== PROBLEM DESCRIPTION ==
Quote the data below in full, minus the images.

(Extracted data entries)
* * *

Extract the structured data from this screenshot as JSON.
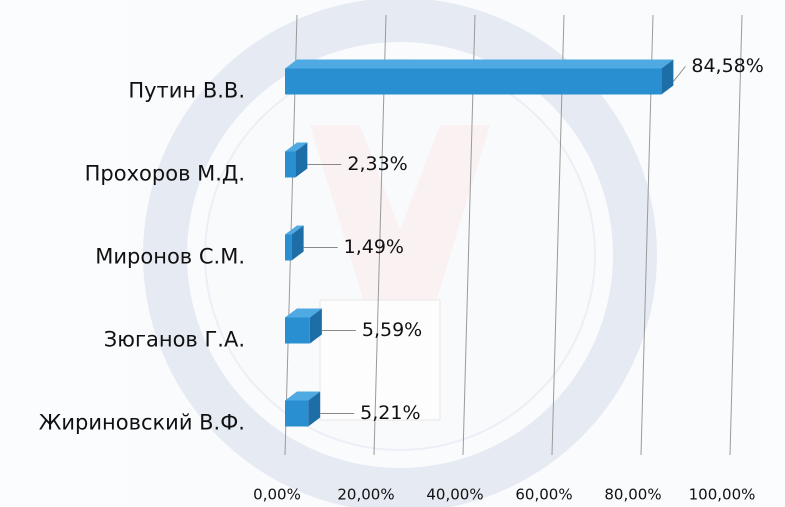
{
  "chart_data": {
    "type": "bar",
    "orientation": "horizontal",
    "categories": [
      "Путин В.В.",
      "Прохоров М.Д.",
      "Миронов С.М.",
      "Зюганов Г.А.",
      "Жириновский В.Ф."
    ],
    "values": [
      84.58,
      2.33,
      1.49,
      5.59,
      5.21
    ],
    "value_labels": [
      "84,58%",
      "2,33%",
      "1,49%",
      "5,59%",
      "5,21%"
    ],
    "color": "#2a8fd0",
    "xlim": [
      0,
      100
    ],
    "xticks": [
      {
        "value": 0,
        "label": "0,00%"
      },
      {
        "value": 20,
        "label": "20,00%"
      },
      {
        "value": 40,
        "label": "40,00%"
      },
      {
        "value": 60,
        "label": "60,00%"
      },
      {
        "value": 80,
        "label": "80,00%"
      },
      {
        "value": 100,
        "label": "100,00%"
      }
    ],
    "grid": true
  }
}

* * *

== OUTPUT OF THE EXERCISE ==
Extract the structured data from this screenshot as JSON.
{
  "chart_data": {
    "type": "bar",
    "orientation": "horizontal",
    "categories": [
      "Путин В.В.",
      "Прохоров М.Д.",
      "Миронов С.М.",
      "Зюганов Г.А.",
      "Жириновский В.Ф."
    ],
    "values": [
      84.58,
      2.33,
      1.49,
      5.59,
      5.21
    ],
    "value_labels": [
      "84,58%",
      "2,33%",
      "1,49%",
      "5,59%",
      "5,21%"
    ],
    "color": "#2a8fd0",
    "xlim": [
      0,
      100
    ],
    "xticks": [
      {
        "value": 0,
        "label": "0,00%"
      },
      {
        "value": 20,
        "label": "20,00%"
      },
      {
        "value": 40,
        "label": "40,00%"
      },
      {
        "value": 60,
        "label": "60,00%"
      },
      {
        "value": 80,
        "label": "80,00%"
      },
      {
        "value": 100,
        "label": "100,00%"
      }
    ],
    "grid": true
  }
}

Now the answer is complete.